▶ [Stated goal]: Wherever "Khan" appears in a line, list that line.

Data excerpts:
::::

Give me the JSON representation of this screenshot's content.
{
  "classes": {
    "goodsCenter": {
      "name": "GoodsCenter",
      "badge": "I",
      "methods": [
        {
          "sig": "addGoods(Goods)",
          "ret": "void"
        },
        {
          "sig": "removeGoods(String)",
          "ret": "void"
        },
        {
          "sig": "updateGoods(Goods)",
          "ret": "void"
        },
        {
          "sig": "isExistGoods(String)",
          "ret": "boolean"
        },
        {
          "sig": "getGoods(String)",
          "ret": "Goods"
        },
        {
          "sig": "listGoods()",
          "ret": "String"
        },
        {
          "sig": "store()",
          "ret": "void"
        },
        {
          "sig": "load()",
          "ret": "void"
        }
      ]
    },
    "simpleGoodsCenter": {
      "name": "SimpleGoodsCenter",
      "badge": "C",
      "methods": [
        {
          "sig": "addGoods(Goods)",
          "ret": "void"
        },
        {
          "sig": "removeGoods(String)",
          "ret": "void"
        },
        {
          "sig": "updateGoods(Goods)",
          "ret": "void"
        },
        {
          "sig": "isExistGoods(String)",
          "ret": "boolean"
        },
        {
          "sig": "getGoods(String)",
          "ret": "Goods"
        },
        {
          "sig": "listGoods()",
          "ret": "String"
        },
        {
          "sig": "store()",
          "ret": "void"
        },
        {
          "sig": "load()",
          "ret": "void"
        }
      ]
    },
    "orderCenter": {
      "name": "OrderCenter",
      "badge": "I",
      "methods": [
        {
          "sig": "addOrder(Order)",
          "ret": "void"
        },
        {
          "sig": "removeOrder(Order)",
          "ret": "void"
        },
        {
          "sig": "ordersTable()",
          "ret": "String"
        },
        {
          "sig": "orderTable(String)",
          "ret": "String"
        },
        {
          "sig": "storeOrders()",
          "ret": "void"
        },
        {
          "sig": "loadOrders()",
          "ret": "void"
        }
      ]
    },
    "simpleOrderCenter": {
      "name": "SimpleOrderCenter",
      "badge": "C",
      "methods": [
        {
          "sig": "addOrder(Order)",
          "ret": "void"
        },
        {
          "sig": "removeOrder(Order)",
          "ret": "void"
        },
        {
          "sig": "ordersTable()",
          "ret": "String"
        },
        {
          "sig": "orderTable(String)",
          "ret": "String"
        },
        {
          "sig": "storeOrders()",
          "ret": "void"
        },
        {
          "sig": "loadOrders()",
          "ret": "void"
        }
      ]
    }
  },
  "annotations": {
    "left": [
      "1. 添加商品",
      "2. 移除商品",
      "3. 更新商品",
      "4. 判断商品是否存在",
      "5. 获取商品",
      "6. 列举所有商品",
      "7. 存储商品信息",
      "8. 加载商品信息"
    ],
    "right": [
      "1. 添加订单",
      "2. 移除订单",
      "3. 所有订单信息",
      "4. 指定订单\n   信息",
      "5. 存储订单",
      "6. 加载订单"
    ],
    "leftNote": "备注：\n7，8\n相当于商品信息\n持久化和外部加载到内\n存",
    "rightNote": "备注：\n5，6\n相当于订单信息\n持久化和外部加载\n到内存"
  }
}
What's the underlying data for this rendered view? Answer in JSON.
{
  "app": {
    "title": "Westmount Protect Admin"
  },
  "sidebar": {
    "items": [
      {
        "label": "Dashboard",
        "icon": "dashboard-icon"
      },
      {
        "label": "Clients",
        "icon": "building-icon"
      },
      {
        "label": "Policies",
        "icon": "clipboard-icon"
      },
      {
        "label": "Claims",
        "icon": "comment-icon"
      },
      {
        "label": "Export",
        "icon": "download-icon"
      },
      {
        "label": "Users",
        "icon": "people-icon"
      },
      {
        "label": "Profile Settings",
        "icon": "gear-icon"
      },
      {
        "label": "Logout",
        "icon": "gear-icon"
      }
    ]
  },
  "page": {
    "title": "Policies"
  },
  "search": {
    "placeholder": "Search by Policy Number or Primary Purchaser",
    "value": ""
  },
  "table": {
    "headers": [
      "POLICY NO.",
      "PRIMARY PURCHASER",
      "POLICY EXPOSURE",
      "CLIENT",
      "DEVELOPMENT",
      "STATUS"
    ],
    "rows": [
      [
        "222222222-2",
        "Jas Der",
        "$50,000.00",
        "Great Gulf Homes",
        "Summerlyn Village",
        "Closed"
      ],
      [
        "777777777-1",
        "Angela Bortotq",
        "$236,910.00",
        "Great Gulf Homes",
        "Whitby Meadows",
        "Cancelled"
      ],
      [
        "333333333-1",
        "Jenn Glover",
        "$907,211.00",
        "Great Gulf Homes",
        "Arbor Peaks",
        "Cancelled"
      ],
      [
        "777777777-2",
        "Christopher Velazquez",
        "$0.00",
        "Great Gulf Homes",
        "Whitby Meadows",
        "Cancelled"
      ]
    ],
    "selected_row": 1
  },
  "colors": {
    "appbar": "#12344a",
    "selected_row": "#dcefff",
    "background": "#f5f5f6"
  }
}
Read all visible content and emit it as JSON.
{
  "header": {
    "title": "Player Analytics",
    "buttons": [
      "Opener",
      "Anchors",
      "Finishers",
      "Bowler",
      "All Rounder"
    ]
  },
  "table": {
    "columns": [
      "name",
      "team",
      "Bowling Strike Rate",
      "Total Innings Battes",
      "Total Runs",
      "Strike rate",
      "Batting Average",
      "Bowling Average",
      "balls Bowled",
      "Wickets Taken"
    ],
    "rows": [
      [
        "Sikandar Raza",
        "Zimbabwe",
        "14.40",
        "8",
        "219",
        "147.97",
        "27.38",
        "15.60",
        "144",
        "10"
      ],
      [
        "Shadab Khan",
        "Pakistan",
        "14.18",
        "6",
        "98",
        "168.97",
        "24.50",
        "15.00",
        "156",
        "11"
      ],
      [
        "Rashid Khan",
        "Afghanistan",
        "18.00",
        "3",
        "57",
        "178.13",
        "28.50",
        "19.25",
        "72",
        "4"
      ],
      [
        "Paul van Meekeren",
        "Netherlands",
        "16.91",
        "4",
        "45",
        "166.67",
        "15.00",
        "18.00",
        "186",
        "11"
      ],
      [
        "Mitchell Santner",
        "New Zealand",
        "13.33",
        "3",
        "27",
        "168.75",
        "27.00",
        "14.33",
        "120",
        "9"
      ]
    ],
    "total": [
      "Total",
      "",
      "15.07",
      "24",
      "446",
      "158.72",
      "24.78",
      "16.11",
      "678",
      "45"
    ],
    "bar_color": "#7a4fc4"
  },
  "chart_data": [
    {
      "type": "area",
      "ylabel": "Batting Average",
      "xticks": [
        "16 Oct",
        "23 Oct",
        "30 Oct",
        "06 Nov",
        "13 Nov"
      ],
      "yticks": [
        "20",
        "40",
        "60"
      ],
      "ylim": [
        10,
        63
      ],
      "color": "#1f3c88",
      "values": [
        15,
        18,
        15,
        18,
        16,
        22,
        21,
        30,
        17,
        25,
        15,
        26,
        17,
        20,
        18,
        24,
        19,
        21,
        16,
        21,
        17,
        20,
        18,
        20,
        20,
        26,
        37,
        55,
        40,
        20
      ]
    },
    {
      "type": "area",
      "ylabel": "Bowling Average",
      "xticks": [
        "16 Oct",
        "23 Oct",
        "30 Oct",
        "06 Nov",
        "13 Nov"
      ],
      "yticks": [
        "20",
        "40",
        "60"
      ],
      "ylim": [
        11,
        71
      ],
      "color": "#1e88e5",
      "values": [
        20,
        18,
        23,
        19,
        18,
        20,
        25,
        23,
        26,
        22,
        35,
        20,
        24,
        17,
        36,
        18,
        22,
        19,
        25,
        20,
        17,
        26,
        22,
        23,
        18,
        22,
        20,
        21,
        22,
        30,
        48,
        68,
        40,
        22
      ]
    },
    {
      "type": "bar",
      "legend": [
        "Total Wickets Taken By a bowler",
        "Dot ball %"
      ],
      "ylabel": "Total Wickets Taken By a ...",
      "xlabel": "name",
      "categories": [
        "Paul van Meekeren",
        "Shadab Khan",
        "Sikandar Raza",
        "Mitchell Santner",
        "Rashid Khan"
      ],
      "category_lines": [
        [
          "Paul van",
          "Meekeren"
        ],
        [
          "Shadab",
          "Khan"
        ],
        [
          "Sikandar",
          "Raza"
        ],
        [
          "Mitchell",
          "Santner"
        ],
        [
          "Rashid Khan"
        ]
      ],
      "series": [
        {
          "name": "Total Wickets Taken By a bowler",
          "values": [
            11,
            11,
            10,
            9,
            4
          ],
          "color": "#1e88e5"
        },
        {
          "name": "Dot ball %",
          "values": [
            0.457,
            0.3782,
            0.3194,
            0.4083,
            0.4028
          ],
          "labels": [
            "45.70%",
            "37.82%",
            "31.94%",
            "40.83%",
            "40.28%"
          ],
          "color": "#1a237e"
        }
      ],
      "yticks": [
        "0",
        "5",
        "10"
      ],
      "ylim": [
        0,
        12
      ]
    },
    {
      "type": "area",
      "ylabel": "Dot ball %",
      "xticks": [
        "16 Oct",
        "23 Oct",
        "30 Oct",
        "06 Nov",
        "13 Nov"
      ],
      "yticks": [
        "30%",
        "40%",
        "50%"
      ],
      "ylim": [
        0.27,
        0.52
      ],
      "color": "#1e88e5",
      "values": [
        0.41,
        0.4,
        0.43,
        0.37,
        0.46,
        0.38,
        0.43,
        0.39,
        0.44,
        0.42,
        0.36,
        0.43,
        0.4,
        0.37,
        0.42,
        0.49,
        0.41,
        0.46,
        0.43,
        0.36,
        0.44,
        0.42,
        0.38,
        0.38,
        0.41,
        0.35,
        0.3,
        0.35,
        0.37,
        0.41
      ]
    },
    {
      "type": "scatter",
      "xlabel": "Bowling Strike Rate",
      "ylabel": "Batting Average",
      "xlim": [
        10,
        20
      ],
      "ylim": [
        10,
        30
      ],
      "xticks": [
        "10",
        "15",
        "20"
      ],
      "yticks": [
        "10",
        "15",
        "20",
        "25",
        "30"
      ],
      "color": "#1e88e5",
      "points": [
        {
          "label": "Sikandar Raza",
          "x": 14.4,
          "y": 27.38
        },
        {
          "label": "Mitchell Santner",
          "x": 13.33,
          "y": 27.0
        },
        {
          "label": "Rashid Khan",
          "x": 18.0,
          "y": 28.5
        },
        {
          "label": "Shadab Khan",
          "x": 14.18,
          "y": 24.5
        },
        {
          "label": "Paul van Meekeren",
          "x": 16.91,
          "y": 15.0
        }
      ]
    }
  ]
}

::::

▶ [Written response]:
        "Shadab Khan",
        "Rashid Khan",
        "Shadab Khan",
        "Rashid Khan"
          "Khan"
          "Rashid Khan"
          "label": "Rashid Khan",
          "label": "Shadab Khan",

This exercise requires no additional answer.